= WORK ORDER =
Exclude the images and transcribe the entries below precisely.

= DATA EXTRACT =
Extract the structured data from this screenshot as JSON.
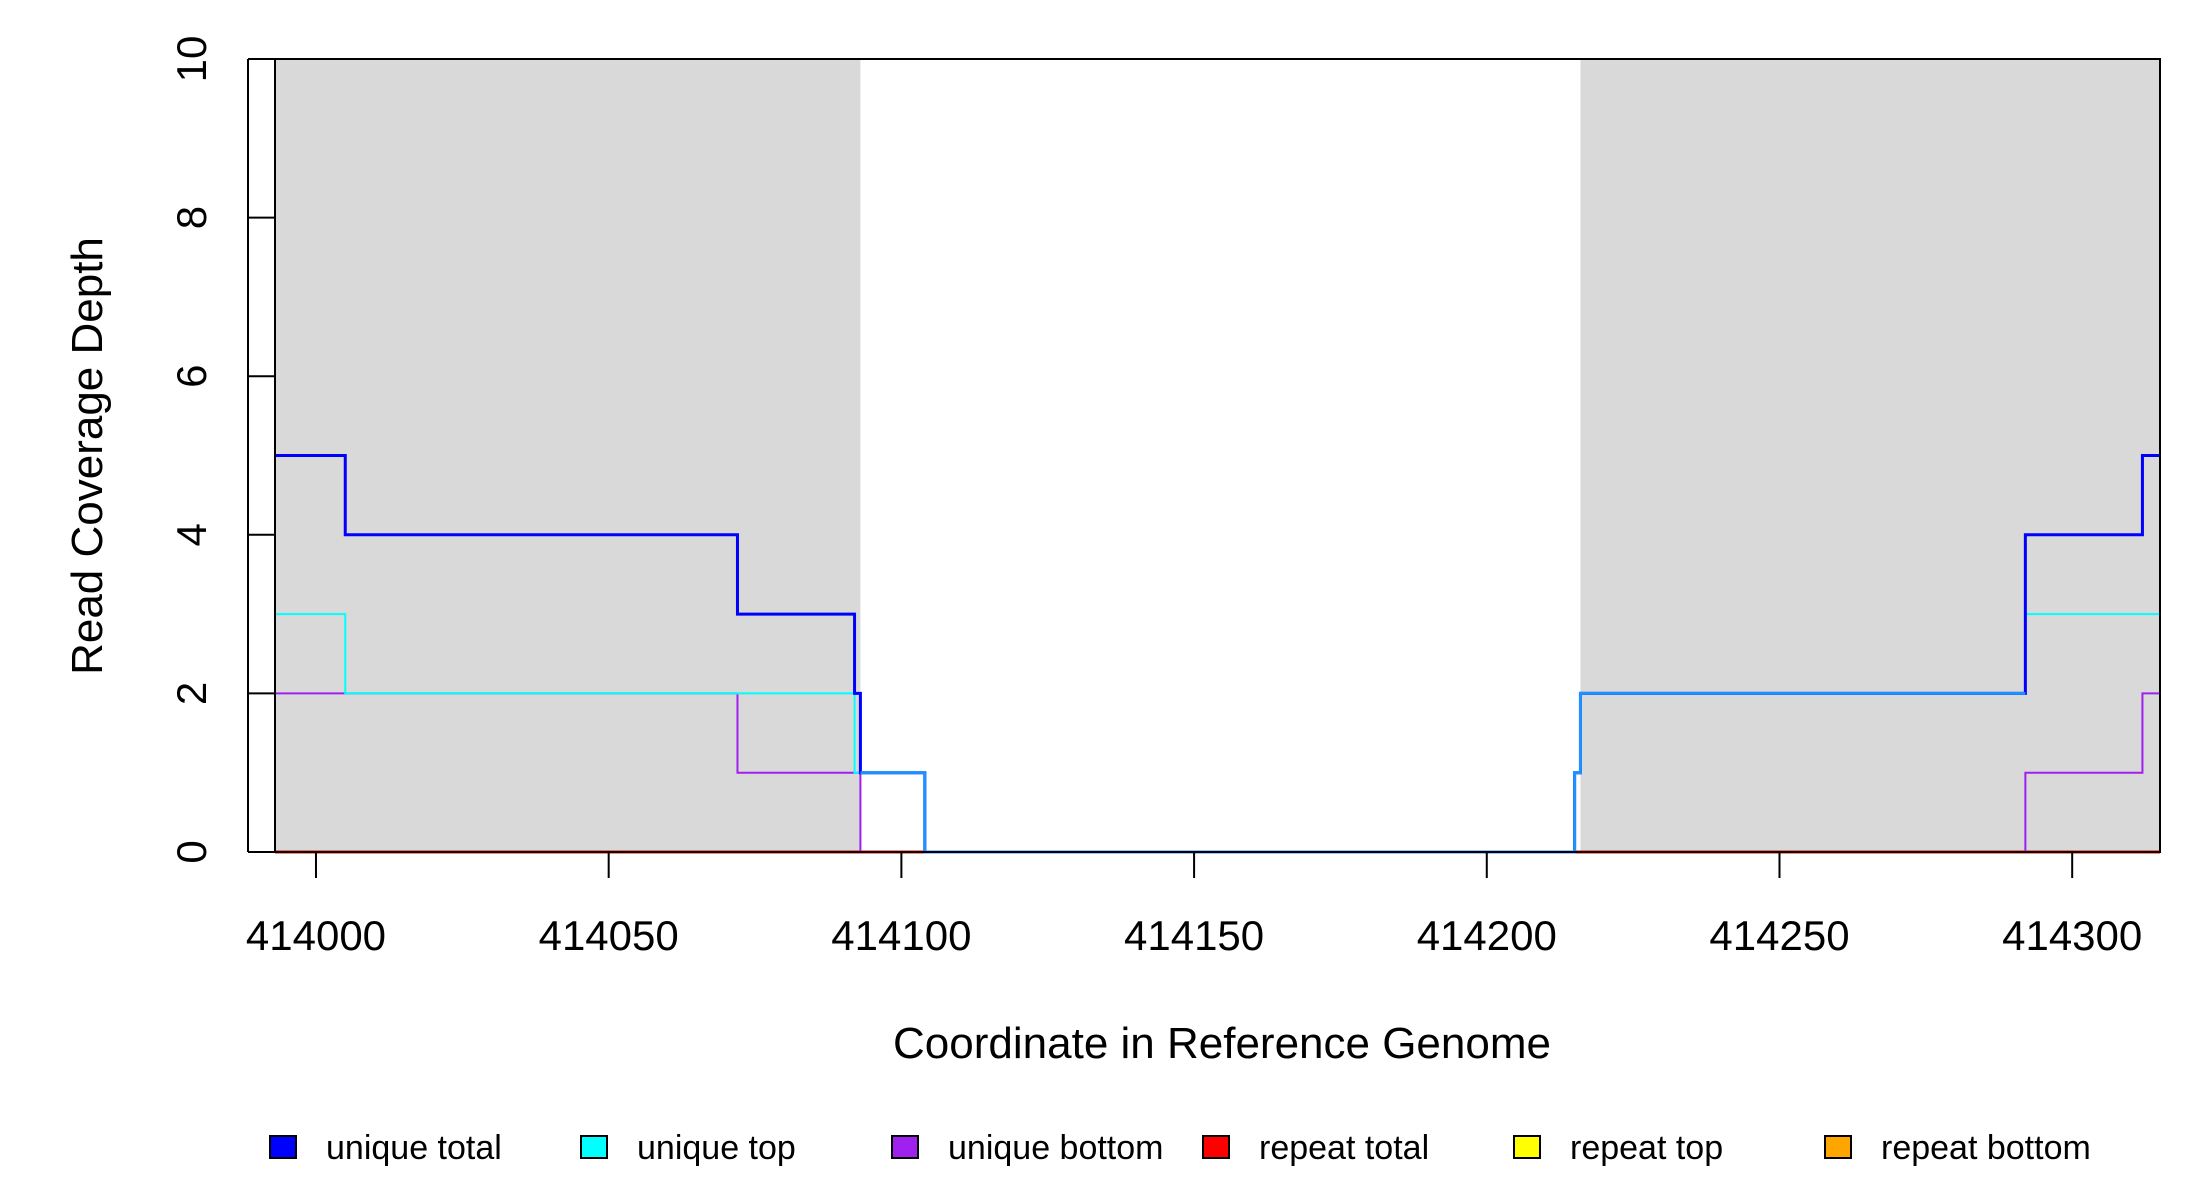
{
  "chart_data": {
    "type": "line",
    "xlabel": "Coordinate in Reference Genome",
    "ylabel": "Read Coverage Depth",
    "xlim": [
      413993,
      414315
    ],
    "ylim": [
      0,
      10
    ],
    "x_ticks": [
      414000,
      414050,
      414100,
      414150,
      414200,
      414250,
      414300
    ],
    "x_tick_labels": [
      "414000",
      "414050",
      "414100",
      "414150",
      "414200",
      "414250",
      "414300"
    ],
    "y_ticks": [
      0,
      2,
      4,
      6,
      8,
      10
    ],
    "y_tick_labels": [
      "0",
      "2",
      "4",
      "6",
      "8",
      "10"
    ],
    "grid": false,
    "legend_position": "bottom",
    "shaded_regions": [
      {
        "x": [
          413993,
          414093
        ],
        "color": "#d9d9d9"
      },
      {
        "x": [
          414216,
          414315
        ],
        "color": "#d9d9d9"
      }
    ],
    "series": [
      {
        "name": "unique total",
        "color": "#0000ff",
        "x": [
          413993,
          414005,
          414005,
          414072,
          414072,
          414092,
          414092,
          414093,
          414093,
          414104,
          414104,
          414215,
          414215,
          414216,
          414216,
          414292,
          414292,
          414312,
          414312,
          414315
        ],
        "y": [
          5,
          5,
          4,
          4,
          3,
          3,
          2,
          2,
          1,
          1,
          0,
          0,
          1,
          1,
          2,
          2,
          4,
          4,
          5,
          5
        ]
      },
      {
        "name": "unique top",
        "color": "#00ffff",
        "x": [
          413993,
          414005,
          414005,
          414092,
          414092,
          414093,
          414093,
          414104,
          414104,
          414215,
          414215,
          414216,
          414216,
          414292,
          414292,
          414315
        ],
        "y": [
          3,
          3,
          2,
          2,
          1,
          1,
          1,
          1,
          0,
          0,
          1,
          1,
          2,
          2,
          3,
          3
        ]
      },
      {
        "name": "unique bottom",
        "color": "#a020f0",
        "x": [
          413993,
          414072,
          414072,
          414093,
          414093,
          414292,
          414292,
          414312,
          414312,
          414315
        ],
        "y": [
          2,
          2,
          1,
          1,
          0,
          0,
          1,
          1,
          2,
          2
        ]
      },
      {
        "name": "repeat total",
        "color": "#ff0000",
        "x": [
          413993,
          414315
        ],
        "y": [
          0,
          0
        ]
      },
      {
        "name": "repeat top",
        "color": "#ffff00",
        "x": [
          413993,
          414315
        ],
        "y": [
          0,
          0
        ]
      },
      {
        "name": "repeat bottom",
        "color": "#ffa500",
        "x": [
          413993,
          414315
        ],
        "y": [
          0,
          0
        ]
      }
    ],
    "overlap_series": {
      "color": "#1e90ff",
      "segments": [
        {
          "x": [
            414093,
            414104,
            414104,
            414215,
            414215,
            414216,
            414216,
            414292
          ],
          "y": [
            1,
            1,
            0,
            0,
            1,
            1,
            2,
            2
          ]
        }
      ]
    },
    "legend": [
      {
        "label": "unique total",
        "color": "#0000ff"
      },
      {
        "label": "unique top",
        "color": "#00ffff"
      },
      {
        "label": "unique bottom",
        "color": "#a020f0"
      },
      {
        "label": "repeat total",
        "color": "#ff0000"
      },
      {
        "label": "repeat top",
        "color": "#ffff00"
      },
      {
        "label": "repeat bottom",
        "color": "#ffa500"
      }
    ]
  }
}
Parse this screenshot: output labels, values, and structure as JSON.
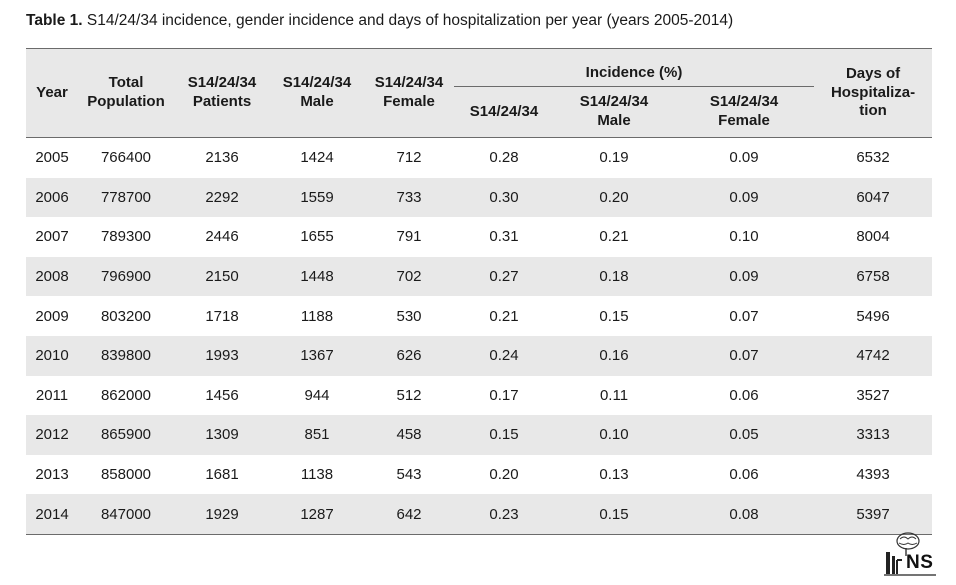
{
  "caption": {
    "label": "Table 1.",
    "text": " S14/24/34 incidence, gender incidence and days of hospitalization per year (years 2005-2014)"
  },
  "headers": {
    "year": "Year",
    "total_population": "Total Population",
    "patients": "S14/24/34 Patients",
    "male": "S14/24/34 Male",
    "female": "S14/24/34 Female",
    "incidence_group": "Incidence (%)",
    "inc_total": "S14/24/34",
    "inc_male": "S14/24/34 Male",
    "inc_female": "S14/24/34 Female",
    "hospitalization": "Days of Hospitaliza-tion"
  },
  "rows": [
    [
      "2005",
      "766400",
      "2136",
      "1424",
      "712",
      "0.28",
      "0.19",
      "0.09",
      "6532"
    ],
    [
      "2006",
      "778700",
      "2292",
      "1559",
      "733",
      "0.30",
      "0.20",
      "0.09",
      "6047"
    ],
    [
      "2007",
      "789300",
      "2446",
      "1655",
      "791",
      "0.31",
      "0.21",
      "0.10",
      "8004"
    ],
    [
      "2008",
      "796900",
      "2150",
      "1448",
      "702",
      "0.27",
      "0.18",
      "0.09",
      "6758"
    ],
    [
      "2009",
      "803200",
      "1718",
      "1188",
      "530",
      "0.21",
      "0.15",
      "0.07",
      "5496"
    ],
    [
      "2010",
      "839800",
      "1993",
      "1367",
      "626",
      "0.24",
      "0.16",
      "0.07",
      "4742"
    ],
    [
      "2011",
      "862000",
      "1456",
      "944",
      "512",
      "0.17",
      "0.11",
      "0.06",
      "3527"
    ],
    [
      "2012",
      "865900",
      "1309",
      "851",
      "458",
      "0.15",
      "0.10",
      "0.05",
      "3313"
    ],
    [
      "2013",
      "858000",
      "1681",
      "1138",
      "543",
      "0.20",
      "0.13",
      "0.06",
      "4393"
    ],
    [
      "2014",
      "847000",
      "1929",
      "1287",
      "642",
      "0.23",
      "0.15",
      "0.08",
      "5397"
    ]
  ],
  "logo": {
    "text": "NS"
  }
}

= OUTPUT =
Extract the structured data from this screenshot as JSON.
{
  "chart_data": {
    "type": "line",
    "xlabel": "Coordinate in Reference Genome",
    "ylabel": "Read Coverage Depth",
    "xlim": [
      413993,
      414315
    ],
    "ylim": [
      0,
      10
    ],
    "x_ticks": [
      414000,
      414050,
      414100,
      414150,
      414200,
      414250,
      414300
    ],
    "x_tick_labels": [
      "414000",
      "414050",
      "414100",
      "414150",
      "414200",
      "414250",
      "414300"
    ],
    "y_ticks": [
      0,
      2,
      4,
      6,
      8,
      10
    ],
    "y_tick_labels": [
      "0",
      "2",
      "4",
      "6",
      "8",
      "10"
    ],
    "grid": false,
    "legend_position": "bottom",
    "shaded_regions": [
      {
        "x": [
          413993,
          414093
        ],
        "color": "#d9d9d9"
      },
      {
        "x": [
          414216,
          414315
        ],
        "color": "#d9d9d9"
      }
    ],
    "series": [
      {
        "name": "unique total",
        "color": "#0000ff",
        "x": [
          413993,
          414005,
          414005,
          414072,
          414072,
          414092,
          414092,
          414093,
          414093,
          414104,
          414104,
          414215,
          414215,
          414216,
          414216,
          414292,
          414292,
          414312,
          414312,
          414315
        ],
        "y": [
          5,
          5,
          4,
          4,
          3,
          3,
          2,
          2,
          1,
          1,
          0,
          0,
          1,
          1,
          2,
          2,
          4,
          4,
          5,
          5
        ]
      },
      {
        "name": "unique top",
        "color": "#00ffff",
        "x": [
          413993,
          414005,
          414005,
          414092,
          414092,
          414093,
          414093,
          414104,
          414104,
          414215,
          414215,
          414216,
          414216,
          414292,
          414292,
          414315
        ],
        "y": [
          3,
          3,
          2,
          2,
          1,
          1,
          1,
          1,
          0,
          0,
          1,
          1,
          2,
          2,
          3,
          3
        ]
      },
      {
        "name": "unique bottom",
        "color": "#a020f0",
        "x": [
          413993,
          414072,
          414072,
          414093,
          414093,
          414292,
          414292,
          414312,
          414312,
          414315
        ],
        "y": [
          2,
          2,
          1,
          1,
          0,
          0,
          1,
          1,
          2,
          2
        ]
      },
      {
        "name": "repeat total",
        "color": "#ff0000",
        "x": [
          413993,
          414315
        ],
        "y": [
          0,
          0
        ]
      },
      {
        "name": "repeat top",
        "color": "#ffff00",
        "x": [
          413993,
          414315
        ],
        "y": [
          0,
          0
        ]
      },
      {
        "name": "repeat bottom",
        "color": "#ffa500",
        "x": [
          413993,
          414315
        ],
        "y": [
          0,
          0
        ]
      }
    ],
    "overlap_series": {
      "color": "#1e90ff",
      "segments": [
        {
          "x": [
            414093,
            414104,
            414104,
            414215,
            414215,
            414216,
            414216,
            414292
          ],
          "y": [
            1,
            1,
            0,
            0,
            1,
            1,
            2,
            2
          ]
        }
      ]
    },
    "legend": [
      {
        "label": "unique total",
        "color": "#0000ff"
      },
      {
        "label": "unique top",
        "color": "#00ffff"
      },
      {
        "label": "unique bottom",
        "color": "#a020f0"
      },
      {
        "label": "repeat total",
        "color": "#ff0000"
      },
      {
        "label": "repeat top",
        "color": "#ffff00"
      },
      {
        "label": "repeat bottom",
        "color": "#ffa500"
      }
    ]
  }
}
Parse this screenshot: output labels, values, and structure as JSON.
{
  "caption": {
    "label": "Table 1.",
    "text": " S14/24/34 incidence, gender incidence and days of hospitalization per year (years 2005-2014)"
  },
  "headers": {
    "year": "Year",
    "total_population": "Total Population",
    "patients": "S14/24/34 Patients",
    "male": "S14/24/34 Male",
    "female": "S14/24/34 Female",
    "incidence_group": "Incidence (%)",
    "inc_total": "S14/24/34",
    "inc_male": "S14/24/34 Male",
    "inc_female": "S14/24/34 Female",
    "hospitalization": "Days of Hospitaliza-tion"
  },
  "rows": [
    [
      "2005",
      "766400",
      "2136",
      "1424",
      "712",
      "0.28",
      "0.19",
      "0.09",
      "6532"
    ],
    [
      "2006",
      "778700",
      "2292",
      "1559",
      "733",
      "0.30",
      "0.20",
      "0.09",
      "6047"
    ],
    [
      "2007",
      "789300",
      "2446",
      "1655",
      "791",
      "0.31",
      "0.21",
      "0.10",
      "8004"
    ],
    [
      "2008",
      "796900",
      "2150",
      "1448",
      "702",
      "0.27",
      "0.18",
      "0.09",
      "6758"
    ],
    [
      "2009",
      "803200",
      "1718",
      "1188",
      "530",
      "0.21",
      "0.15",
      "0.07",
      "5496"
    ],
    [
      "2010",
      "839800",
      "1993",
      "1367",
      "626",
      "0.24",
      "0.16",
      "0.07",
      "4742"
    ],
    [
      "2011",
      "862000",
      "1456",
      "944",
      "512",
      "0.17",
      "0.11",
      "0.06",
      "3527"
    ],
    [
      "2012",
      "865900",
      "1309",
      "851",
      "458",
      "0.15",
      "0.10",
      "0.05",
      "3313"
    ],
    [
      "2013",
      "858000",
      "1681",
      "1138",
      "543",
      "0.20",
      "0.13",
      "0.06",
      "4393"
    ],
    [
      "2014",
      "847000",
      "1929",
      "1287",
      "642",
      "0.23",
      "0.15",
      "0.08",
      "5397"
    ]
  ],
  "logo": {
    "text": "NS"
  }
}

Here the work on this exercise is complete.